_TASK DESCRIPTION_: The entries below are to be written out again without alteration.
# start of SUPPLIED ENTRIES
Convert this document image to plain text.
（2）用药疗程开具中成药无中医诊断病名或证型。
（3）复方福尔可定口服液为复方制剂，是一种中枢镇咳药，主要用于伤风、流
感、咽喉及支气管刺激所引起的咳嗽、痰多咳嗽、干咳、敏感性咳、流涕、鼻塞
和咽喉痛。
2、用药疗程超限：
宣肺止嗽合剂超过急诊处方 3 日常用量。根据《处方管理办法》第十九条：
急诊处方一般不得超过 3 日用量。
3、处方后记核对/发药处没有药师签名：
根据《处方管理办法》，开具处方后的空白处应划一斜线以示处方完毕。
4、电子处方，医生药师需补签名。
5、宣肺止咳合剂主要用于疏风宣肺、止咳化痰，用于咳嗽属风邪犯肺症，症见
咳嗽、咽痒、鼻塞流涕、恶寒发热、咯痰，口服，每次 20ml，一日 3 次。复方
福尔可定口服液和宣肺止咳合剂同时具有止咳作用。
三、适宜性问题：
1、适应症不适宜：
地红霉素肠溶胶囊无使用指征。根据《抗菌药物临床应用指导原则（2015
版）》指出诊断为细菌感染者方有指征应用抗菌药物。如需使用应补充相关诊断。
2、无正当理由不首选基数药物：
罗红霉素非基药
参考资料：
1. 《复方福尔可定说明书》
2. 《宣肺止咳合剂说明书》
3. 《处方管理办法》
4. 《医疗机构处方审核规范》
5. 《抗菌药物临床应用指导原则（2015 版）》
# end of SUPPLIED ENTRIES
_RESULT BELOW_:
Convert this document image to plain text.
（2）用药疗程开具中成药无中医诊断病名或证型。
（3）复方福尔可定口服液为复方制剂，是一种中枢镇咳药，主要用于伤风、流
感、咽喉及支气管刺激所引起的咳嗽、痰多咳嗽、干咳、敏感性咳、流涕、鼻塞
和咽喉痛。
2、用药疗程超限：
宣肺止嗽合剂超过急诊处方 3 日常用量。根据《处方管理办法》第十九条：
急诊处方一般不得超过 3 日用量。
3、处方后记核对/发药处没有药师签名：
根据《处方管理办法》，开具处方后的空白处应划一斜线以示处方完毕。
4、电子处方，医生药师需补签名。
5、宣肺止咳合剂主要用于疏风宣肺、止咳化痰，用于咳嗽属风邪犯肺症，症见
咳嗽、咽痒、鼻塞流涕、恶寒发热、咯痰，口服，每次 20ml，一日 3 次。复方
福尔可定口服液和宣肺止咳合剂同时具有止咳作用。
三、适宜性问题：
1、适应症不适宜：
地红霉素肠溶胶囊无使用指征。根据《抗菌药物临床应用指导原则（2015
版）》指出诊断为细菌感染者方有指征应用抗菌药物。如需使用应补充相关诊断。
2、无正当理由不首选基数药物：
罗红霉素非基药
参考资料：
1. 《复方福尔可定说明书》
2. 《宣肺止咳合剂说明书》
3. 《处方管理办法》
4. 《医疗机构处方审核规范》
5. 《抗菌药物临床应用指导原则（2015 版）》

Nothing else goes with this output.